Stated exercise :: Of all the lines in the material below, how many include the string "axis"? Give the number only.
-- Start Material provided --
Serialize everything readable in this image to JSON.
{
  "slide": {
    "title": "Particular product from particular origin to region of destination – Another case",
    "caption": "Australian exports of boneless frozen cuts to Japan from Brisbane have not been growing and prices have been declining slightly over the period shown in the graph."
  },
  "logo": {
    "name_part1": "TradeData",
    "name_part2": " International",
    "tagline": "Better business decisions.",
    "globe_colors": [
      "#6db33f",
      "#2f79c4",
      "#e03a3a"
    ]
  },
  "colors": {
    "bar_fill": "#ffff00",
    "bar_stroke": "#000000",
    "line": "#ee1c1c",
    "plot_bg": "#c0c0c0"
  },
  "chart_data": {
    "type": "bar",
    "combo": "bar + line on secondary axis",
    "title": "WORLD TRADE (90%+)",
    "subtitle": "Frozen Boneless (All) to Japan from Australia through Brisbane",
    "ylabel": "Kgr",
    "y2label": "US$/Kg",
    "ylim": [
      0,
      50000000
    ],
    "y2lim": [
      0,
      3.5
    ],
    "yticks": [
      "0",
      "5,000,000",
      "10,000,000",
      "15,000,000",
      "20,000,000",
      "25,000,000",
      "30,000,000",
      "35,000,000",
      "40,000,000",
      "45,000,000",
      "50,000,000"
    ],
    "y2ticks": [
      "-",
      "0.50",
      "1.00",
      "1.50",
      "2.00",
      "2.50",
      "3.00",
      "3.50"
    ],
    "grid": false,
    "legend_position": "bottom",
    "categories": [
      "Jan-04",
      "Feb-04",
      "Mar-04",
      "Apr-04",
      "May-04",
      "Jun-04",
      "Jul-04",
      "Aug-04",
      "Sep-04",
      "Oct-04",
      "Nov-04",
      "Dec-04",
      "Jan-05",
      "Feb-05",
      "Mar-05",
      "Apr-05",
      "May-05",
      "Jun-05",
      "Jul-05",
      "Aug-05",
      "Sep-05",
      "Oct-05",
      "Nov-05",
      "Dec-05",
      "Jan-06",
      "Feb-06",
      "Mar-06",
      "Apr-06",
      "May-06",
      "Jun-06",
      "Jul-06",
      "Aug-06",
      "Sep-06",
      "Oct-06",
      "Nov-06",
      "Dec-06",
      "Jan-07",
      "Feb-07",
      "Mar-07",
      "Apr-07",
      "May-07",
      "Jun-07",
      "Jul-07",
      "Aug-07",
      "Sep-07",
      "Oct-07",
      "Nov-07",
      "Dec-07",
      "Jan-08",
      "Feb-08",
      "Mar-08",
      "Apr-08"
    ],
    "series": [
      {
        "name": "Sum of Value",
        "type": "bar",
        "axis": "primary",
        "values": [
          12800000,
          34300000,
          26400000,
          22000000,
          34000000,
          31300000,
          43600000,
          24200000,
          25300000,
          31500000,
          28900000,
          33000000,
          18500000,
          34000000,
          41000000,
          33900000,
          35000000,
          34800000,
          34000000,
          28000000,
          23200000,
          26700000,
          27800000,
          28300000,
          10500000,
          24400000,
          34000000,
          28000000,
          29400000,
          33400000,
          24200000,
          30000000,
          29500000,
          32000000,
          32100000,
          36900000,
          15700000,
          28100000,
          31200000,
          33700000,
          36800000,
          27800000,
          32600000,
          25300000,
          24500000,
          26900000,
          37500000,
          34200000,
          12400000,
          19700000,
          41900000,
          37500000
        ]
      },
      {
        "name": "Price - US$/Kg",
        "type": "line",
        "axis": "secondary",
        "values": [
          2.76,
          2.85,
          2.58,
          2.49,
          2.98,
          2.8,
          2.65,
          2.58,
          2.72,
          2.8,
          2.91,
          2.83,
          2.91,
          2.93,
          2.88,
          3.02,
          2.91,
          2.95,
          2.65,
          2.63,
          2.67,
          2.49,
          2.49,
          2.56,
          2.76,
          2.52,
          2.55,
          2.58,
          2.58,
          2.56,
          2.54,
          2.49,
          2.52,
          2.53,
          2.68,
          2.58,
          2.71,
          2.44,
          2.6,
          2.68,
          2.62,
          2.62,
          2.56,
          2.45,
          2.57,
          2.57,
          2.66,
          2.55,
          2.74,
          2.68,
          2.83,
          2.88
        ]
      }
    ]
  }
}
-- End Material provided --
Full solution :: 3